## Start DATA SUPPLIED
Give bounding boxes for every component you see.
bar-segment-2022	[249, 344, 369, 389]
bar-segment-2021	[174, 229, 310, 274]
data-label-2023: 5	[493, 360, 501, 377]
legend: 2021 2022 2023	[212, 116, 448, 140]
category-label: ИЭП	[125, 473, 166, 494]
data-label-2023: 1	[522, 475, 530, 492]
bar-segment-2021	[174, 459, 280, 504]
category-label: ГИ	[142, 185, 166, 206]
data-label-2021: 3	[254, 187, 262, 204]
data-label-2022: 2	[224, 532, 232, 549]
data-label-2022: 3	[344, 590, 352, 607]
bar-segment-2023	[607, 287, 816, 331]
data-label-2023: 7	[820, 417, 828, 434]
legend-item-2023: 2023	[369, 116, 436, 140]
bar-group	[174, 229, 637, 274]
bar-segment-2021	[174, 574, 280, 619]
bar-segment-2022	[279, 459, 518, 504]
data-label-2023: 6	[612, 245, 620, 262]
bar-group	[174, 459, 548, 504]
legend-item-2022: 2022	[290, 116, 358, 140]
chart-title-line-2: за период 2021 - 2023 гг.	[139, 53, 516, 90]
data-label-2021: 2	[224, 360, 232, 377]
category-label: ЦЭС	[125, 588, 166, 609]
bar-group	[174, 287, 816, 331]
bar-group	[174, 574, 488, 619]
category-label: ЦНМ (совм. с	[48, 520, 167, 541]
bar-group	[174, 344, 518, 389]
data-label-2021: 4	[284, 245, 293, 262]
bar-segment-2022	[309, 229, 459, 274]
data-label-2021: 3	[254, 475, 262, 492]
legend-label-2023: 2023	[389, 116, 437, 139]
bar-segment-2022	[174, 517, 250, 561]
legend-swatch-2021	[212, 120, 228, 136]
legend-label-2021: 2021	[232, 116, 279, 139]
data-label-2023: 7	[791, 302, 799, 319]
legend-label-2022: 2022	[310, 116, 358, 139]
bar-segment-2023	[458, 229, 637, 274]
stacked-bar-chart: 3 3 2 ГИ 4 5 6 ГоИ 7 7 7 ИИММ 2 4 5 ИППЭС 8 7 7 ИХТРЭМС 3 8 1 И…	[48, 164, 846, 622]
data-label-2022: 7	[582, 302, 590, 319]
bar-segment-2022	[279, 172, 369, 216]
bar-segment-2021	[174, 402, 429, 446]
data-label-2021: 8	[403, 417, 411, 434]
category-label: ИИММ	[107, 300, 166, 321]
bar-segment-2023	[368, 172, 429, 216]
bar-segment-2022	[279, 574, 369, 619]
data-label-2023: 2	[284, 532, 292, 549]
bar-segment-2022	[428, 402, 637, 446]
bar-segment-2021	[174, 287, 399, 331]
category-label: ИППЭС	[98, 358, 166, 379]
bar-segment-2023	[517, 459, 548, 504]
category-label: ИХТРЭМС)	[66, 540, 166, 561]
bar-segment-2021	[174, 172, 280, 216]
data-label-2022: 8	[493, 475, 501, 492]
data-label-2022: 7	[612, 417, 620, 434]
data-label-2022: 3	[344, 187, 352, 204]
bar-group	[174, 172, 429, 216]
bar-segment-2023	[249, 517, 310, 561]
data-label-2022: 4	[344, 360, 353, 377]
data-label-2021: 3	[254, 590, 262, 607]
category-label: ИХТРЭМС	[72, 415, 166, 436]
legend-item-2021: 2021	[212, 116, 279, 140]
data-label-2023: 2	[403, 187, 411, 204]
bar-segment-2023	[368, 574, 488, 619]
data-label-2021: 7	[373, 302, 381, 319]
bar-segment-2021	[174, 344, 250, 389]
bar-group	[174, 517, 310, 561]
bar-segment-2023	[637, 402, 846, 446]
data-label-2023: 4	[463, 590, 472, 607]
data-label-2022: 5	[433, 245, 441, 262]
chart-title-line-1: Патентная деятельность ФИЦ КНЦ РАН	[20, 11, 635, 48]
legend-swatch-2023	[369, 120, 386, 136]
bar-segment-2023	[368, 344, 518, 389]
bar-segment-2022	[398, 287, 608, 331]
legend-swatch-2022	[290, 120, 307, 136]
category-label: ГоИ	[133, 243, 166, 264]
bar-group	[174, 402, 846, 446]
## End DATA SUPPLIED
DIRECTIVE.
Copy out every one of the records above word for word.

EXERCISE ANSWER.
Give bounding boxes for every component you see.
bar-segment-2022	[249, 344, 369, 389]
bar-segment-2021	[174, 229, 310, 274]
data-label-2023: 5	[493, 360, 501, 377]
legend: 2021 2022 2023	[212, 116, 448, 140]
category-label: ИЭП	[125, 473, 166, 494]
data-label-2023: 1	[522, 475, 530, 492]
bar-segment-2021	[174, 459, 280, 504]
category-label: ГИ	[142, 185, 166, 206]
data-label-2021: 3	[254, 187, 262, 204]
data-label-2022: 2	[224, 532, 232, 549]
data-label-2022: 3	[344, 590, 352, 607]
bar-segment-2023	[607, 287, 816, 331]
data-label-2023: 7	[820, 417, 828, 434]
legend-item-2023: 2023	[369, 116, 436, 140]
bar-group	[174, 229, 637, 274]
bar-segment-2021	[174, 574, 280, 619]
bar-segment-2022	[279, 459, 518, 504]
data-label-2023: 6	[612, 245, 620, 262]
bar-group	[174, 459, 548, 504]
legend-item-2022: 2022	[290, 116, 358, 140]
chart-title-line-2: за период 2021 - 2023 гг.	[139, 53, 516, 90]
data-label-2021: 2	[224, 360, 232, 377]
category-label: ЦЭС	[125, 588, 166, 609]
bar-group	[174, 287, 816, 331]
bar-group	[174, 574, 488, 619]
category-label: ЦНМ (совм. с	[48, 520, 167, 541]
bar-group	[174, 344, 518, 389]
data-label-2021: 4	[284, 245, 293, 262]
bar-segment-2022	[309, 229, 459, 274]
data-label-2021: 3	[254, 475, 262, 492]
legend-label-2023: 2023	[389, 116, 437, 139]
bar-segment-2022	[174, 517, 250, 561]
legend-swatch-2021	[212, 120, 228, 136]
legend-label-2021: 2021	[232, 116, 279, 139]
data-label-2023: 7	[791, 302, 799, 319]
legend-label-2022: 2022	[310, 116, 358, 139]
bar-segment-2023	[458, 229, 637, 274]
stacked-bar-chart: 3 3 2 ГИ 4 5 6 ГоИ 7 7 7 ИИММ 2 4 5 ИППЭС 8 7 7 ИХТРЭМС 3 8 1 И…	[48, 164, 846, 622]
data-label-2022: 7	[582, 302, 590, 319]
bar-segment-2022	[279, 172, 369, 216]
bar-segment-2021	[174, 402, 429, 446]
data-label-2021: 8	[403, 417, 411, 434]
category-label: ИИММ	[107, 300, 166, 321]
bar-segment-2023	[368, 172, 429, 216]
bar-segment-2022	[279, 574, 369, 619]
data-label-2023: 2	[284, 532, 292, 549]
bar-segment-2022	[428, 402, 637, 446]
bar-segment-2021	[174, 287, 399, 331]
category-label: ИППЭС	[98, 358, 166, 379]
bar-segment-2023	[517, 459, 548, 504]
category-label: ИХТРЭМС)	[66, 540, 166, 561]
bar-segment-2021	[174, 172, 280, 216]
data-label-2022: 8	[493, 475, 501, 492]
data-label-2022: 7	[612, 417, 620, 434]
data-label-2022: 3	[344, 187, 352, 204]
bar-group	[174, 172, 429, 216]
bar-segment-2023	[249, 517, 310, 561]
data-label-2022: 4	[344, 360, 353, 377]
data-label-2021: 3	[254, 590, 262, 607]
category-label: ИХТРЭМС	[72, 415, 166, 436]
legend-item-2021: 2021	[212, 116, 279, 140]
data-label-2023: 2	[403, 187, 411, 204]
bar-segment-2023	[368, 574, 488, 619]
data-label-2021: 7	[373, 302, 381, 319]
bar-segment-2021	[174, 344, 250, 389]
bar-group	[174, 517, 310, 561]
bar-segment-2023	[637, 402, 846, 446]
data-label-2023: 4	[463, 590, 472, 607]
data-label-2022: 5	[433, 245, 441, 262]
chart-title-line-1: Патентная деятельность ФИЦ КНЦ РАН	[20, 11, 635, 48]
legend-swatch-2023	[369, 120, 386, 136]
bar-segment-2023	[368, 344, 518, 389]
bar-segment-2022	[398, 287, 608, 331]
legend-swatch-2022	[290, 120, 307, 136]
category-label: ГоИ	[133, 243, 166, 264]
bar-group	[174, 402, 846, 446]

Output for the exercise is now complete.